[[ SOURCE DATA, beginning ]]

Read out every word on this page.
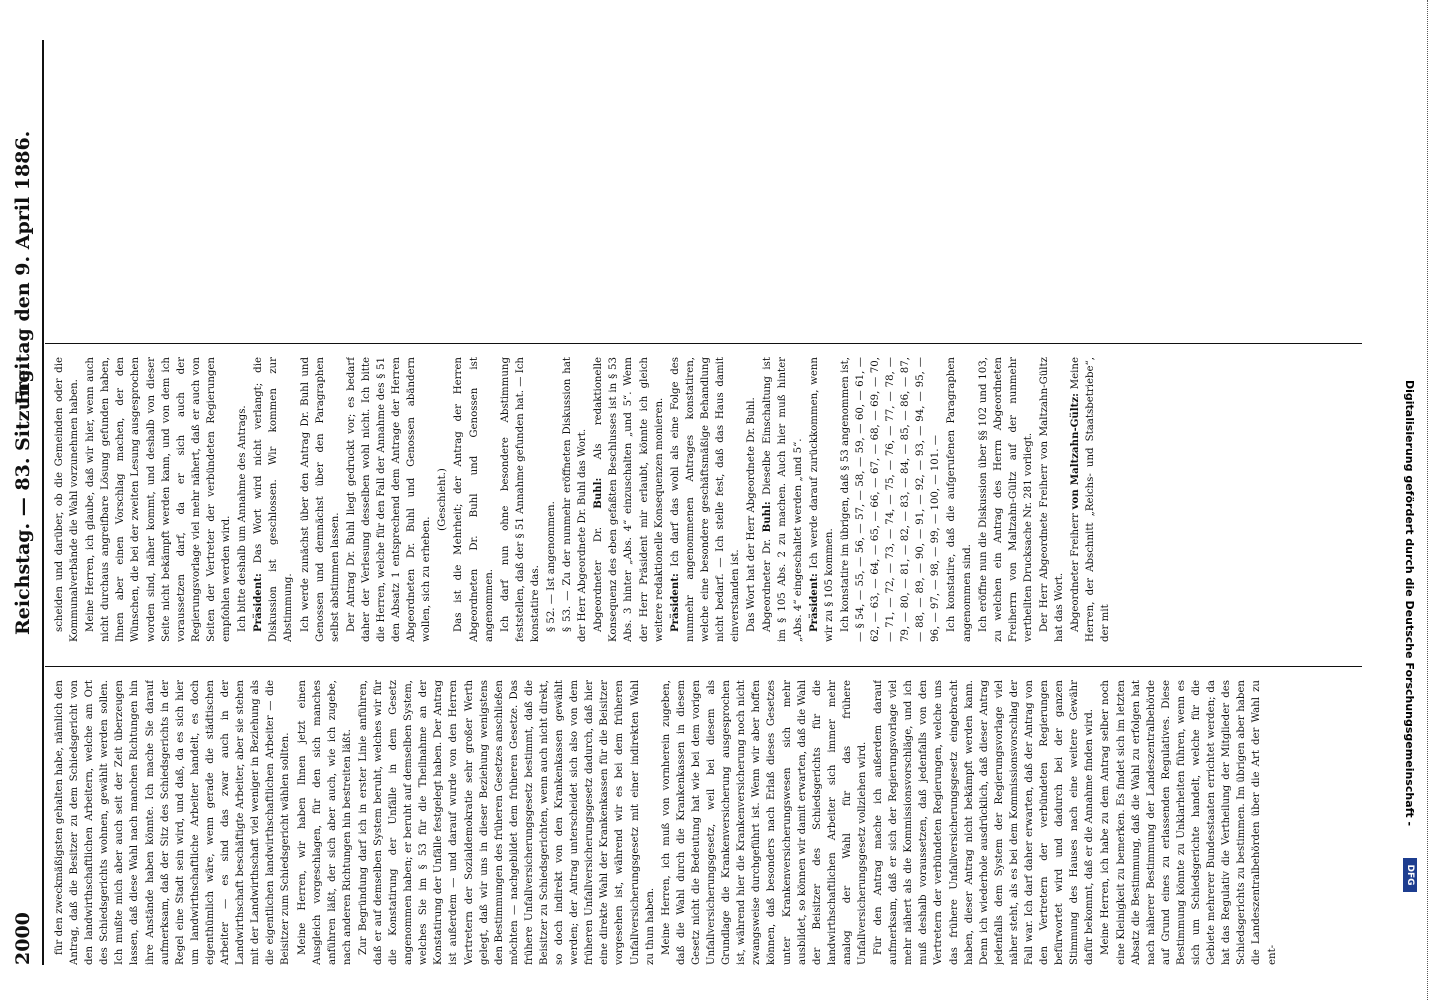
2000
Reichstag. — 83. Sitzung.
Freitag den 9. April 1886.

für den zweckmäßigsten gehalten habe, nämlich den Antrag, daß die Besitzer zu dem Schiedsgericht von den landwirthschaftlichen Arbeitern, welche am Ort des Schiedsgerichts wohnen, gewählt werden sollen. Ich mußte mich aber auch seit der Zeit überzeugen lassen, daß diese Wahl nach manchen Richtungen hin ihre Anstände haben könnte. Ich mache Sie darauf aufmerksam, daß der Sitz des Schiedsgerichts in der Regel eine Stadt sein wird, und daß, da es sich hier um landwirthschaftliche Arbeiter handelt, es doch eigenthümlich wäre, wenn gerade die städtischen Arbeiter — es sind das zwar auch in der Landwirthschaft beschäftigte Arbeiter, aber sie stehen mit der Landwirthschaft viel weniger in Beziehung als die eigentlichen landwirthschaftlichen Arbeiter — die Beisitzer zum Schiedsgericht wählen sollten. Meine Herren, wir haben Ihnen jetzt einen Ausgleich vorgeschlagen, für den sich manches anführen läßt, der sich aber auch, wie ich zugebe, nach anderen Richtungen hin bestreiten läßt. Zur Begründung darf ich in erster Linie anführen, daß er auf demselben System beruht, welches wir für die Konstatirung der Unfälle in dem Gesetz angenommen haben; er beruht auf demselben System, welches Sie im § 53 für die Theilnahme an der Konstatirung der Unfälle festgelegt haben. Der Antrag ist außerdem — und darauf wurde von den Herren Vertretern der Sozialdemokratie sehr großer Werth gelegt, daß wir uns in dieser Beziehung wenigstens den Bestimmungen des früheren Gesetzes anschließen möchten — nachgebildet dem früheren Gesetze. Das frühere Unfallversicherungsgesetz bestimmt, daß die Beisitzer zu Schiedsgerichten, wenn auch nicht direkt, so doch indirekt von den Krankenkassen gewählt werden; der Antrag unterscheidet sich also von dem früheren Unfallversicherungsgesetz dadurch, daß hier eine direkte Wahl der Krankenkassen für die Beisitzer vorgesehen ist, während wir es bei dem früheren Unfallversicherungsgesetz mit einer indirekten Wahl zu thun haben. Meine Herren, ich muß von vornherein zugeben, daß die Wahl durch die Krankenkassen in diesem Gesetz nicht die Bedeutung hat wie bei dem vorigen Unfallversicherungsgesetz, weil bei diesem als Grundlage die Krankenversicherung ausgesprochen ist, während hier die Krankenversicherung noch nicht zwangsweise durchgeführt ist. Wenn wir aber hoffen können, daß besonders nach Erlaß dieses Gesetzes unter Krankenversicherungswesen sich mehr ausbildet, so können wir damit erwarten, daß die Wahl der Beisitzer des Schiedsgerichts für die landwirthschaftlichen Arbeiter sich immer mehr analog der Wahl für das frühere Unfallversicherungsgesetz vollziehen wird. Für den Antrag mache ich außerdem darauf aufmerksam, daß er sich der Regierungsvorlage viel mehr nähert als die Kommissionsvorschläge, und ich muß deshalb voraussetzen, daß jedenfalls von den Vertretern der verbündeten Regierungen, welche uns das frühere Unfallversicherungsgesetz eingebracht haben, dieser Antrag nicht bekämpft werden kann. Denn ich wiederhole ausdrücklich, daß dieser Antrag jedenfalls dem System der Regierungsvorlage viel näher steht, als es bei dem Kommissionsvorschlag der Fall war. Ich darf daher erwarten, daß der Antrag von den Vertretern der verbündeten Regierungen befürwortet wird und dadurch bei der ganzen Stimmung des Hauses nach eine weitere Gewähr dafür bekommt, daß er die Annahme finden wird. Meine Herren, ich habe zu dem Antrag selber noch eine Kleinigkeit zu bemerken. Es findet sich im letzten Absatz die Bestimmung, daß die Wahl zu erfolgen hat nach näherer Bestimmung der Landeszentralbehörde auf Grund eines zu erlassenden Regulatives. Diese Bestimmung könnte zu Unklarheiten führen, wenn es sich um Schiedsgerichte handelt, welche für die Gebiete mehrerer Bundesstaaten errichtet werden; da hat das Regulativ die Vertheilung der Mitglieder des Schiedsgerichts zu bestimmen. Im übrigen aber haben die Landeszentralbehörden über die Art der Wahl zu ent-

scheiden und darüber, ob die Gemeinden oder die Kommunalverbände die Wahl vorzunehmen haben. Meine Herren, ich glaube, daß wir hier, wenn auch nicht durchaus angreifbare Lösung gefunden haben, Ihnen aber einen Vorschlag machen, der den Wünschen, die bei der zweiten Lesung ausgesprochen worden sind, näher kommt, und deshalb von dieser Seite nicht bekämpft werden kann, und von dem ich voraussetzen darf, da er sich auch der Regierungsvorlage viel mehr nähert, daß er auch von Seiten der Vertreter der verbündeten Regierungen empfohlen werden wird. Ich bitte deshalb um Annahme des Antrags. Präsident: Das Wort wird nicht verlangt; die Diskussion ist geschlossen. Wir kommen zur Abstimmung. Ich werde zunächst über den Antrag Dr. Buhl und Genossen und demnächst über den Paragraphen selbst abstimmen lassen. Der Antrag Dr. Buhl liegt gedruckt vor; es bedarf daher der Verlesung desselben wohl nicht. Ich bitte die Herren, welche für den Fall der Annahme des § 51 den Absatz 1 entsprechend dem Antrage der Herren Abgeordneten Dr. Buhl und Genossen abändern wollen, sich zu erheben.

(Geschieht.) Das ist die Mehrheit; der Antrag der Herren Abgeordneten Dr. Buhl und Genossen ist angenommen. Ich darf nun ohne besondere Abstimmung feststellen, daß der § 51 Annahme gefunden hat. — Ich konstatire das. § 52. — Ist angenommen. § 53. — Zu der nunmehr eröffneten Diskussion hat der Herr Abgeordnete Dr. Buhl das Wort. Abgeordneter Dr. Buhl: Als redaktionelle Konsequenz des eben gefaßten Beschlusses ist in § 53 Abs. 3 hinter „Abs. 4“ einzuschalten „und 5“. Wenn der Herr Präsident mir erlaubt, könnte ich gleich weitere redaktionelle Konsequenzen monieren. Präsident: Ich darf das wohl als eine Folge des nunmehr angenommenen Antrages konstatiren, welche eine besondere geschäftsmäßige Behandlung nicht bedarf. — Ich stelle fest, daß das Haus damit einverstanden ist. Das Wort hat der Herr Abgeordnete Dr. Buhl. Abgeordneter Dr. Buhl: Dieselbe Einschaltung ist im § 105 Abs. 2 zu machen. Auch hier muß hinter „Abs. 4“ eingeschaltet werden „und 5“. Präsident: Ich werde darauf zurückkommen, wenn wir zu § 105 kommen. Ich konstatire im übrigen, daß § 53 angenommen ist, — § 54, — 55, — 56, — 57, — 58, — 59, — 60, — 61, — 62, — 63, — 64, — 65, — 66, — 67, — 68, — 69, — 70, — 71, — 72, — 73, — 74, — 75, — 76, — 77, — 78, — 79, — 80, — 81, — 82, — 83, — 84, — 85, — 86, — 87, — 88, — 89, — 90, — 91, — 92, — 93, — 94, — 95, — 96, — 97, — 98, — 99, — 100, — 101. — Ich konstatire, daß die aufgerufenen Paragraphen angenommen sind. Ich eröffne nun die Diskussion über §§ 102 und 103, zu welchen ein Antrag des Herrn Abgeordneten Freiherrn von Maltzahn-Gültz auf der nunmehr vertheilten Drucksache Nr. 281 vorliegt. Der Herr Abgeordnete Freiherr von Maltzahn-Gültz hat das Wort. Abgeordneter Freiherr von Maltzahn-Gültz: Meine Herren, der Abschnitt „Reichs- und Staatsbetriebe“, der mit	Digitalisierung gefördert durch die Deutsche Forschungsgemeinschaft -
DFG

[[ SOURCE DATA, end ]]
[[ SOURCE DATA, beginning ]]

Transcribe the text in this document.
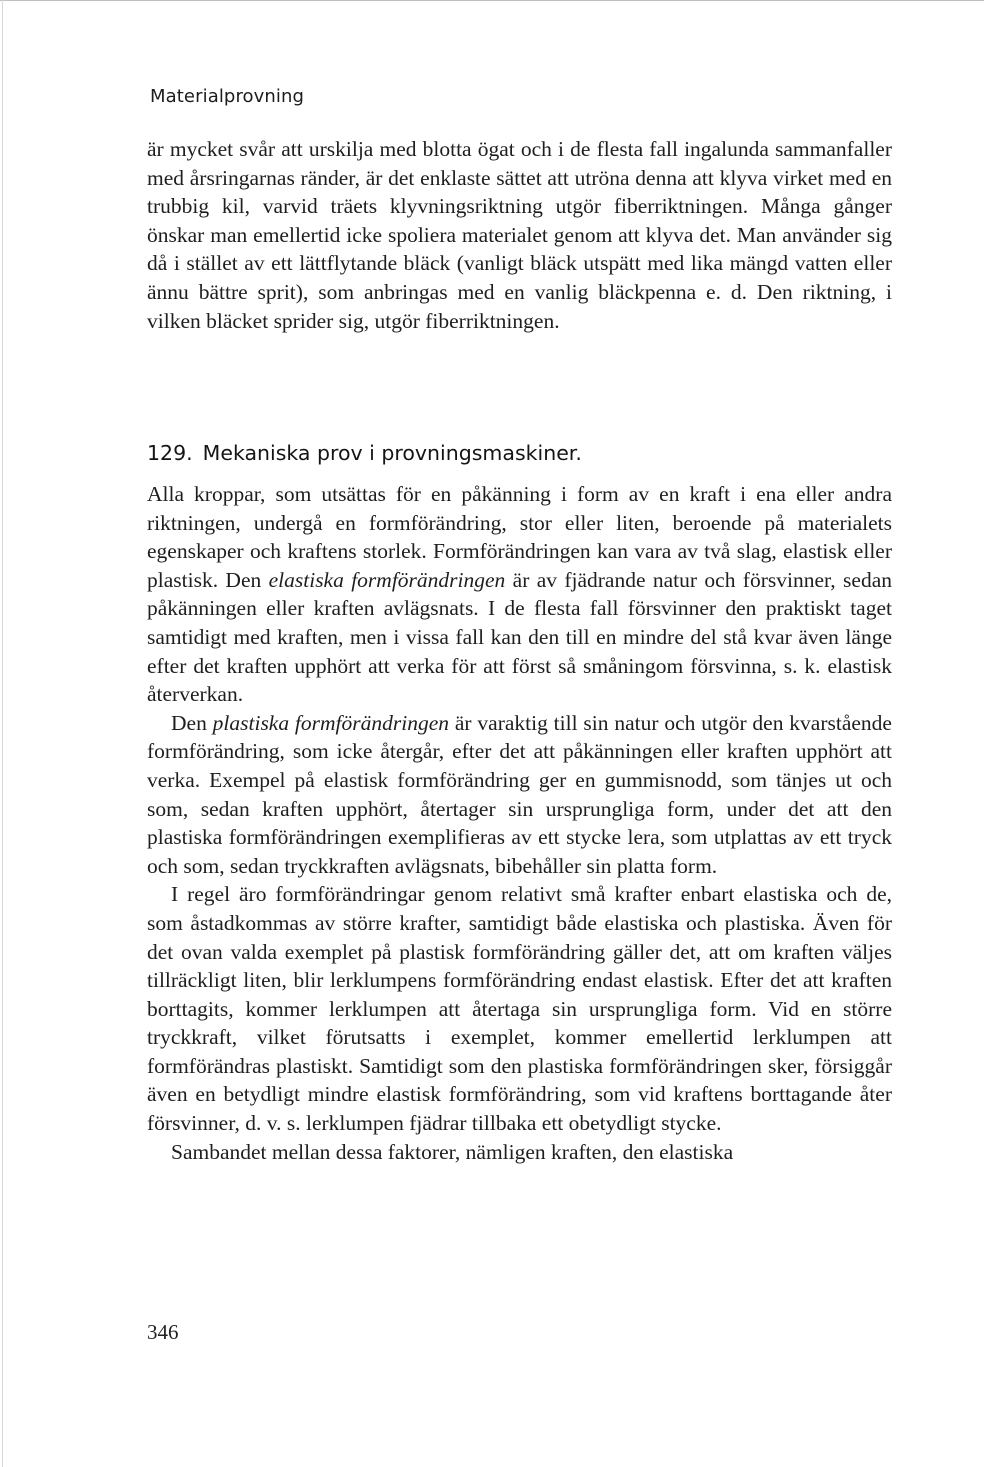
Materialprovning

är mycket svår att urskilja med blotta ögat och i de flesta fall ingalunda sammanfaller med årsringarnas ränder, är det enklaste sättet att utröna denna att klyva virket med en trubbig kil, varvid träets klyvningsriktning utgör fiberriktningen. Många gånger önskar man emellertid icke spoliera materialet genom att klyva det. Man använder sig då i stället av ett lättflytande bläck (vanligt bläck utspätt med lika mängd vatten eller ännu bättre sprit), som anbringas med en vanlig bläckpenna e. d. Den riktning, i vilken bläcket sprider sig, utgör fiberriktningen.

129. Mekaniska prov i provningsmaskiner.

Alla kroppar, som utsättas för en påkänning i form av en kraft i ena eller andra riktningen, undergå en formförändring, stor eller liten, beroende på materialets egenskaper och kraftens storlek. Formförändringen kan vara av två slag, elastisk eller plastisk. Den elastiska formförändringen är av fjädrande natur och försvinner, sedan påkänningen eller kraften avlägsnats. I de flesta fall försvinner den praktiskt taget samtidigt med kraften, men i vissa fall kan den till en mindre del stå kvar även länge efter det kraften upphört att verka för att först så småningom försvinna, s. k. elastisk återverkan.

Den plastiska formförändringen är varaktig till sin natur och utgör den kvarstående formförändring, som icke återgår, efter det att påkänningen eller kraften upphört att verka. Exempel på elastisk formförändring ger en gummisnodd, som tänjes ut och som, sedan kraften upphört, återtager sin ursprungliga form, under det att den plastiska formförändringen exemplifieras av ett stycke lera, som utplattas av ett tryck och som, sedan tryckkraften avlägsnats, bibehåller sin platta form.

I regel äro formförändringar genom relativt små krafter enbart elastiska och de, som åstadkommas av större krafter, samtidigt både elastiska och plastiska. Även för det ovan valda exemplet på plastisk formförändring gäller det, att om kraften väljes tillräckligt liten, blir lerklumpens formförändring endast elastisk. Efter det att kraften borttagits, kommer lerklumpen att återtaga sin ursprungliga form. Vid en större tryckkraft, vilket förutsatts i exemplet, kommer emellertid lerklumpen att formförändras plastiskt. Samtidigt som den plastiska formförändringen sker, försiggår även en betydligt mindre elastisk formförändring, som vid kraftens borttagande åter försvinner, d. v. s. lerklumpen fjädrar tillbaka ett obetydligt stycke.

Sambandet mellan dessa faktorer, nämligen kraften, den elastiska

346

[[ SOURCE DATA, end ]]
[[ SOURCE DATA, beginning ]]

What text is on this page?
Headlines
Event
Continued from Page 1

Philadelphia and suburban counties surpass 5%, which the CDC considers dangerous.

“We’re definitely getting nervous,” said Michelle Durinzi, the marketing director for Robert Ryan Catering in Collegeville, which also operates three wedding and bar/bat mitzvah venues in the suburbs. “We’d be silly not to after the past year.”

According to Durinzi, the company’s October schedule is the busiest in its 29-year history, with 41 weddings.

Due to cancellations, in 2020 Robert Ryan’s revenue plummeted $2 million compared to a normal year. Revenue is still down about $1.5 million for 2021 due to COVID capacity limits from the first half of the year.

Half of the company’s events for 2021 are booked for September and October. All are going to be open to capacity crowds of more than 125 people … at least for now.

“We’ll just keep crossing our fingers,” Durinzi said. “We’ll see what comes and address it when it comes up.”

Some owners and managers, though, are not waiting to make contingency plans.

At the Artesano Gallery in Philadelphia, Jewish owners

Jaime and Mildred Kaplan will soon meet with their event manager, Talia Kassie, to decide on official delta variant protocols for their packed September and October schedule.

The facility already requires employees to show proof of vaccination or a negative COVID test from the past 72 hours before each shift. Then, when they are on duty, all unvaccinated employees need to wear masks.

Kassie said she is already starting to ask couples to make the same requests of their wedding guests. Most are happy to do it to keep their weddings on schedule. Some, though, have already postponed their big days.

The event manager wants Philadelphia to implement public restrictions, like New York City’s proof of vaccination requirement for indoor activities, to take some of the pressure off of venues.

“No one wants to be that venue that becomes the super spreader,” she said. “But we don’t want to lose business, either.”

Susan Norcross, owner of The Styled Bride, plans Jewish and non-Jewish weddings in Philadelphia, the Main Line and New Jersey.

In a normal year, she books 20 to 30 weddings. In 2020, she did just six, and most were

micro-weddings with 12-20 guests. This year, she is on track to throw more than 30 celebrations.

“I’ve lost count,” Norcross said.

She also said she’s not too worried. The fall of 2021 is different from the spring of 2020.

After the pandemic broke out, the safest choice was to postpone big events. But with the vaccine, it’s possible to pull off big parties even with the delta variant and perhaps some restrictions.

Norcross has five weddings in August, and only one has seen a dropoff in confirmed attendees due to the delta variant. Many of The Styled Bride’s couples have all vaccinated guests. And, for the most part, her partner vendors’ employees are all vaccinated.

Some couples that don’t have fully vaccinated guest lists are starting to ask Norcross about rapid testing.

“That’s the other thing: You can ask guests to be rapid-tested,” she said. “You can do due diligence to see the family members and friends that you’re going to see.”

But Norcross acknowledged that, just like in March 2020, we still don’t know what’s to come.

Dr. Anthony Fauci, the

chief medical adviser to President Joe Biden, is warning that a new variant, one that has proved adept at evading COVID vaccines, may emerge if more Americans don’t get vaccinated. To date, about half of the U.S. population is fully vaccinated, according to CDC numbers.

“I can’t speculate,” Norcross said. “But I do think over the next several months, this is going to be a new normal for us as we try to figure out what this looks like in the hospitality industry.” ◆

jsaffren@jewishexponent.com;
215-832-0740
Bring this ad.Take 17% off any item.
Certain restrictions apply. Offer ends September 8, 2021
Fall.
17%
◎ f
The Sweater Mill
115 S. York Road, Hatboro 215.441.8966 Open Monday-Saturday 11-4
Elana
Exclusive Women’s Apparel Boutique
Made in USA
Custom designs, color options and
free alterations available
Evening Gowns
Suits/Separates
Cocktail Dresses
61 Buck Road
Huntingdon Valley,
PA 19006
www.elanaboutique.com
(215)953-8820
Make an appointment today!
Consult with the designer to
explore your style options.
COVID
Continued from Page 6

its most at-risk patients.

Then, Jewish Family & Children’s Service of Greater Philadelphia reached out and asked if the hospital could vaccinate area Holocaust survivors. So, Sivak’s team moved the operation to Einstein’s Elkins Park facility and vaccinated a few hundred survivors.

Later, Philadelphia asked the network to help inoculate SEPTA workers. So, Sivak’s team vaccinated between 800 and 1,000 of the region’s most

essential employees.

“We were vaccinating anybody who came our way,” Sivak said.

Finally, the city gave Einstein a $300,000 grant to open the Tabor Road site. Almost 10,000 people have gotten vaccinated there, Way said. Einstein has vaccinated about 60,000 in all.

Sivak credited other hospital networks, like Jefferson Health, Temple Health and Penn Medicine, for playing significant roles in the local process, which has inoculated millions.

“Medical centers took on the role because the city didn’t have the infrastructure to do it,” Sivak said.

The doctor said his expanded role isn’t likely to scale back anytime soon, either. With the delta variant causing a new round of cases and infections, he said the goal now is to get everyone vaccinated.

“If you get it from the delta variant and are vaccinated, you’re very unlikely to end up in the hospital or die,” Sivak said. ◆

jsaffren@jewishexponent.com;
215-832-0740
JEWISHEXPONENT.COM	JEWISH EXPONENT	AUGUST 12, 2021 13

[[ SOURCE DATA, end ]]

#### EXERCISE REQUIREMENTS:
Every line in the listing that holds the string "vaccination" should be copied out.

#### YOUR SOLUTION:
The facility already requires employees to show proof of vaccination or a negative COVID test from the past 72 hours before each shift. Then, when they are on duty, all unvaccinated employees need to wear masks.
The event manager wants Philadelphia to implement public restrictions, like New York City’s proof of vaccination requirement for indoor activities, to take some of the pressure off of venues.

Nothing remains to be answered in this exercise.